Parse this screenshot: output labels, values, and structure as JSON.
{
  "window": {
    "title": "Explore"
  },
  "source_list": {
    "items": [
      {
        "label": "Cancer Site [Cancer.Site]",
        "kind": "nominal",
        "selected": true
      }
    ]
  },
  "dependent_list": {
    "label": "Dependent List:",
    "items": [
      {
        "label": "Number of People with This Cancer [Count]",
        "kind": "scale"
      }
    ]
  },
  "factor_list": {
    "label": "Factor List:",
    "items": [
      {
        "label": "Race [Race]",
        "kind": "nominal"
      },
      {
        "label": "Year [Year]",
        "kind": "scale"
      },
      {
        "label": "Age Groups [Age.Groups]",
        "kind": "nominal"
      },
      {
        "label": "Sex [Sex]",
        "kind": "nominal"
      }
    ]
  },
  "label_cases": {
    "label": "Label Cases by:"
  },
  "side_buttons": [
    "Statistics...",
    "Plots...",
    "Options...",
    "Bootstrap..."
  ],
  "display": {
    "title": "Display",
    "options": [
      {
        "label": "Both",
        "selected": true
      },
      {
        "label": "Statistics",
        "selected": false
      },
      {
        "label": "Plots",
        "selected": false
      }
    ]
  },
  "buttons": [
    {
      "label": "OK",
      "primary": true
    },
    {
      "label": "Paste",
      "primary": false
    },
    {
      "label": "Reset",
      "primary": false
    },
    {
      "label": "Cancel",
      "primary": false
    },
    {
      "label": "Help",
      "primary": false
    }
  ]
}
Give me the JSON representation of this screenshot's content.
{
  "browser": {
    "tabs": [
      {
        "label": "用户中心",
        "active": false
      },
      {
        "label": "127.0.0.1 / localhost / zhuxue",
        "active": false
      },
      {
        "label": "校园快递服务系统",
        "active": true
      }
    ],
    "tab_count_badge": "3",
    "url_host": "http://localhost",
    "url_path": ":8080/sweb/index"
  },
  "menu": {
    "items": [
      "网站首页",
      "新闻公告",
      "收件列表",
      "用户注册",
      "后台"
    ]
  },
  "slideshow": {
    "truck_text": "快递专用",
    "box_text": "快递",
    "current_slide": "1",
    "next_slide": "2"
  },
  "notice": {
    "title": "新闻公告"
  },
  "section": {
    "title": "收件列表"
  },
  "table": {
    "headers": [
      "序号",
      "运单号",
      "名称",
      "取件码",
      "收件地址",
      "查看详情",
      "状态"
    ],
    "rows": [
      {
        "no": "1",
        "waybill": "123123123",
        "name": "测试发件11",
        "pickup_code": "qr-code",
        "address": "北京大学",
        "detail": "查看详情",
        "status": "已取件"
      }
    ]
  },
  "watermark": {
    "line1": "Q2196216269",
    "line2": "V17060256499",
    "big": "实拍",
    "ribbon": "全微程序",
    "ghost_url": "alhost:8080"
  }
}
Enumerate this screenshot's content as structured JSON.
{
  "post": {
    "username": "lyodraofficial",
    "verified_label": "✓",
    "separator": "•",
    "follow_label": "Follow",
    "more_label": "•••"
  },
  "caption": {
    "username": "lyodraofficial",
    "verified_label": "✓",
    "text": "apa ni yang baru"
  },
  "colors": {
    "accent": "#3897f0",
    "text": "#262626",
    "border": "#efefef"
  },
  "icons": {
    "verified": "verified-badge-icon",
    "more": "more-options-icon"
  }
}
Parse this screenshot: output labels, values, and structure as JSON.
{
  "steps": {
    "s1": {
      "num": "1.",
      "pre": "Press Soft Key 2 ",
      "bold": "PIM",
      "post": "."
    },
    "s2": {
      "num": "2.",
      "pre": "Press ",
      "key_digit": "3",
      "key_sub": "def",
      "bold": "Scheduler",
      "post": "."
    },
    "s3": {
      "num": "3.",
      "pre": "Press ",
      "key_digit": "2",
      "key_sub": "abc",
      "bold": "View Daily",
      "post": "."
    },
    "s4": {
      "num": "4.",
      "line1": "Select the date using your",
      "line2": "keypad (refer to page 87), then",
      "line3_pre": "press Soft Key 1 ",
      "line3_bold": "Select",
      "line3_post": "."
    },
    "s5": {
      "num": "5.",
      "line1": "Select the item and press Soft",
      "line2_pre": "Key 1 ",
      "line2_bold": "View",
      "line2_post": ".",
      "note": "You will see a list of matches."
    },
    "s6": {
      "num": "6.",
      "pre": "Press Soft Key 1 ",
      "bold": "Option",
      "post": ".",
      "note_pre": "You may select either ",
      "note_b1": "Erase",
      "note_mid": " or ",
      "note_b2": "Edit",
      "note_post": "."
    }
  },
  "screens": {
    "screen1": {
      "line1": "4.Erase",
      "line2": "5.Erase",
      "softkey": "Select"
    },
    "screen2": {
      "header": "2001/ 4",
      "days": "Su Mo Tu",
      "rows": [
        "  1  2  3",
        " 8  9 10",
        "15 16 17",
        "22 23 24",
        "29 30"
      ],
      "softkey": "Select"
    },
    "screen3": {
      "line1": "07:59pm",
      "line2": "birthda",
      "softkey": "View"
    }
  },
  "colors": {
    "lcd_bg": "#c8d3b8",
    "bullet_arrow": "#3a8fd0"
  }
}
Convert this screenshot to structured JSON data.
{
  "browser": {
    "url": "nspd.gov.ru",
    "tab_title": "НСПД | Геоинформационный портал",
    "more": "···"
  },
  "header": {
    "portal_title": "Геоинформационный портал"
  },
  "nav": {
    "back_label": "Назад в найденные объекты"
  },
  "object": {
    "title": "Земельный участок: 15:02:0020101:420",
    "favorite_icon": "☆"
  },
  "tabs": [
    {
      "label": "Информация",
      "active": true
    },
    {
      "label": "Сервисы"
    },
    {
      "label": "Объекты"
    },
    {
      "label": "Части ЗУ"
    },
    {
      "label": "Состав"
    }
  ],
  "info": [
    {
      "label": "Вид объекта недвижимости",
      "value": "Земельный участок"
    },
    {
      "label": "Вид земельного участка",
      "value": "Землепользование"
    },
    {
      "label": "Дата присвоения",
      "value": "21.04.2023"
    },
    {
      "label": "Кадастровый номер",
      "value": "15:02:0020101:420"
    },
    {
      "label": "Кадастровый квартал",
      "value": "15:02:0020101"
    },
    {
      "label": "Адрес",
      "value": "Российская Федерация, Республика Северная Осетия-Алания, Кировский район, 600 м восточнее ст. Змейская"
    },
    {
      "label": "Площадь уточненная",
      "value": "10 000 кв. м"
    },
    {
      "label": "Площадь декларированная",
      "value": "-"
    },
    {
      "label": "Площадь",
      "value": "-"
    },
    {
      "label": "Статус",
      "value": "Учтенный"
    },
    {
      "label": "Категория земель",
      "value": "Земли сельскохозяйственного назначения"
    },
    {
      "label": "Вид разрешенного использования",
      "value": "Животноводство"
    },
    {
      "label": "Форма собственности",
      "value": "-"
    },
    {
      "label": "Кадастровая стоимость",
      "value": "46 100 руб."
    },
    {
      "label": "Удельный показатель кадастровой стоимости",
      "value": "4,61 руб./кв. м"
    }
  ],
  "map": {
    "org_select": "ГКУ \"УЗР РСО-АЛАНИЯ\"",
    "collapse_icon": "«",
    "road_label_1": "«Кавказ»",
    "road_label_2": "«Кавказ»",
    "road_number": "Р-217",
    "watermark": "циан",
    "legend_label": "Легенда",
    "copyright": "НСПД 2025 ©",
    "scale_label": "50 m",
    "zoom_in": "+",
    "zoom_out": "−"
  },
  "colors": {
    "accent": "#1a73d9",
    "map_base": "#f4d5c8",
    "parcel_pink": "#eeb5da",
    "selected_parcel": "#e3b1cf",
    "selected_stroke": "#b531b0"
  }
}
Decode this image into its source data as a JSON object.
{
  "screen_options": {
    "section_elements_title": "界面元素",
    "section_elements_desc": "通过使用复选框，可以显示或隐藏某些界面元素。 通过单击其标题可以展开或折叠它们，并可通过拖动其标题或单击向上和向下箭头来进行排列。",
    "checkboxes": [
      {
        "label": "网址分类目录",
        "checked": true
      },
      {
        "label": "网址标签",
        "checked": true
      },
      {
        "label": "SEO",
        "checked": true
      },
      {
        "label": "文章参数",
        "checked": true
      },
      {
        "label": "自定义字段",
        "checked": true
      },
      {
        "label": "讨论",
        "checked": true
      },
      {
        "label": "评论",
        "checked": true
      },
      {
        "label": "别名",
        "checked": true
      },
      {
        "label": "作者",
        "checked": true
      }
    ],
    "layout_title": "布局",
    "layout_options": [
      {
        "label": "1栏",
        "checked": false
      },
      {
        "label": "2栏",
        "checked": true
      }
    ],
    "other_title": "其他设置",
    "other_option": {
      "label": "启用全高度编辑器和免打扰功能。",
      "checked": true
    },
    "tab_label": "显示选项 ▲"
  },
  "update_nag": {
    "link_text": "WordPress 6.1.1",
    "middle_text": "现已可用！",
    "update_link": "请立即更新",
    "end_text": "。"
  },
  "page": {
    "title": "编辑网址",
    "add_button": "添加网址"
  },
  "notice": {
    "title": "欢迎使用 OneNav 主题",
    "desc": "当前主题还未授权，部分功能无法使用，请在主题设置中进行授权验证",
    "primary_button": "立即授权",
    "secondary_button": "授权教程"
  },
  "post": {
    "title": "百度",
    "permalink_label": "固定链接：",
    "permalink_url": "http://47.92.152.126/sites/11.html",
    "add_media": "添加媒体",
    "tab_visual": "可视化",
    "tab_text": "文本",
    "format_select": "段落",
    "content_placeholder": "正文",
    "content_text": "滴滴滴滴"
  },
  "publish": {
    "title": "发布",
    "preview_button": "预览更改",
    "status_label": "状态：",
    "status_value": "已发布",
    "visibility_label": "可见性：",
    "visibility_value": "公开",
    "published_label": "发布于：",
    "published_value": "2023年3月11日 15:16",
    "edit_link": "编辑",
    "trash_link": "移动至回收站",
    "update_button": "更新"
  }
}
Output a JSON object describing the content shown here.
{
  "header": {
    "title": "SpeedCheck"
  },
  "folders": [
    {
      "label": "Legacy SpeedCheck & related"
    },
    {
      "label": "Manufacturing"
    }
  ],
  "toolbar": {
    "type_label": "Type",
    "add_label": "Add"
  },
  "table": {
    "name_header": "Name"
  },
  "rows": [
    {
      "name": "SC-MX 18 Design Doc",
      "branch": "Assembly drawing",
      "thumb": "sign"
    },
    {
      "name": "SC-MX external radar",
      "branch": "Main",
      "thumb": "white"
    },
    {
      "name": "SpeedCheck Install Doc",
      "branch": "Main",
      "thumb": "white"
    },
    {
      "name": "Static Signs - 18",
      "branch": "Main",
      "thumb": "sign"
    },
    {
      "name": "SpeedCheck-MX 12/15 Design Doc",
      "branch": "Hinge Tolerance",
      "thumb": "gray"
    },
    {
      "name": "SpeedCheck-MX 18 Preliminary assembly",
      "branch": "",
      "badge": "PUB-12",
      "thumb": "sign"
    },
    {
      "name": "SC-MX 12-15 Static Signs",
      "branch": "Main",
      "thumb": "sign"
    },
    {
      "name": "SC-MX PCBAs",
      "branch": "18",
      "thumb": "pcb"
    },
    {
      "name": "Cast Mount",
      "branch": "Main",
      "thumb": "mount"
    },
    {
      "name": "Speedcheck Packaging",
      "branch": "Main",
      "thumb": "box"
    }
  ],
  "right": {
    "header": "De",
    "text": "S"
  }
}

[EXERCISE]
Work out how many lines of the data above hold the word "Static", and write only the count.

[SOLVED EXERCISE]
2